───── Exercise input
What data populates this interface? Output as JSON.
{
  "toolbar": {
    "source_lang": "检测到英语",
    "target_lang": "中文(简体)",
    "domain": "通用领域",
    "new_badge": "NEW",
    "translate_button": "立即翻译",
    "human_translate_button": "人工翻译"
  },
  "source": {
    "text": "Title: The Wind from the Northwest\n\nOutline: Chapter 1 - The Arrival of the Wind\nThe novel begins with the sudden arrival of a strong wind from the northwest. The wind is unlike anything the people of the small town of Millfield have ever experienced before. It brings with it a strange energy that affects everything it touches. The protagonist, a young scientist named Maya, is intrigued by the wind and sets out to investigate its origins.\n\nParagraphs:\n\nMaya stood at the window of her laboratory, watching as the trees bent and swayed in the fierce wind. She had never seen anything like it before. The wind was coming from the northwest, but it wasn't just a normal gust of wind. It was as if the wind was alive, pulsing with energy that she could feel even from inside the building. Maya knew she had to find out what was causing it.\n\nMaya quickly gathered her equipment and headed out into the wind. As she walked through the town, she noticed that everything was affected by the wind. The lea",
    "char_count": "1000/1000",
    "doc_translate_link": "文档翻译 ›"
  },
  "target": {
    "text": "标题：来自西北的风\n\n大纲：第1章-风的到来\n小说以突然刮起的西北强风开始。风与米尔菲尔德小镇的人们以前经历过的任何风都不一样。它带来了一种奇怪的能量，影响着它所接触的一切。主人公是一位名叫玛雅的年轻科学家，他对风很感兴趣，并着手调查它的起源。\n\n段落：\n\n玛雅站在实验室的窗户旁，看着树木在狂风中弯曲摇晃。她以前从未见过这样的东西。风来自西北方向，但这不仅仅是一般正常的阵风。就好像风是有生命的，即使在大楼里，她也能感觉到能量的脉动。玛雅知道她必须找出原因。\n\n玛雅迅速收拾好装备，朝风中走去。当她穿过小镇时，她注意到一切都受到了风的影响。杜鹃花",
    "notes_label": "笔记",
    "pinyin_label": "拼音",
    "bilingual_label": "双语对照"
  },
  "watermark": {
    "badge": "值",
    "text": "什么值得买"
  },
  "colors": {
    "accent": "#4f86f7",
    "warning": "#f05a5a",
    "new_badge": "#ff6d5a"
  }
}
──────────
● To do: Repeat the records above in full, character for character.

● Problem solution:
What data populates this interface? Output as JSON.
{
  "toolbar": {
    "source_lang": "检测到英语",
    "target_lang": "中文(简体)",
    "domain": "通用领域",
    "new_badge": "NEW",
    "translate_button": "立即翻译",
    "human_translate_button": "人工翻译"
  },
  "source": {
    "text": "Title: The Wind from the Northwest\n\nOutline: Chapter 1 - The Arrival of the Wind\nThe novel begins with the sudden arrival of a strong wind from the northwest. The wind is unlike anything the people of the small town of Millfield have ever experienced before. It brings with it a strange energy that affects everything it touches. The protagonist, a young scientist named Maya, is intrigued by the wind and sets out to investigate its origins.\n\nParagraphs:\n\nMaya stood at the window of her laboratory, watching as the trees bent and swayed in the fierce wind. She had never seen anything like it before. The wind was coming from the northwest, but it wasn't just a normal gust of wind. It was as if the wind was alive, pulsing with energy that she could feel even from inside the building. Maya knew she had to find out what was causing it.\n\nMaya quickly gathered her equipment and headed out into the wind. As she walked through the town, she noticed that everything was affected by the wind. The lea",
    "char_count": "1000/1000",
    "doc_translate_link": "文档翻译 ›"
  },
  "target": {
    "text": "标题：来自西北的风\n\n大纲：第1章-风的到来\n小说以突然刮起的西北强风开始。风与米尔菲尔德小镇的人们以前经历过的任何风都不一样。它带来了一种奇怪的能量，影响着它所接触的一切。主人公是一位名叫玛雅的年轻科学家，他对风很感兴趣，并着手调查它的起源。\n\n段落：\n\n玛雅站在实验室的窗户旁，看着树木在狂风中弯曲摇晃。她以前从未见过这样的东西。风来自西北方向，但这不仅仅是一般正常的阵风。就好像风是有生命的，即使在大楼里，她也能感觉到能量的脉动。玛雅知道她必须找出原因。\n\n玛雅迅速收拾好装备，朝风中走去。当她穿过小镇时，她注意到一切都受到了风的影响。杜鹃花",
    "notes_label": "笔记",
    "pinyin_label": "拼音",
    "bilingual_label": "双语对照"
  },
  "watermark": {
    "badge": "值",
    "text": "什么值得买"
  },
  "colors": {
    "accent": "#4f86f7",
    "warning": "#f05a5a",
    "new_badge": "#ff6d5a"
  }
}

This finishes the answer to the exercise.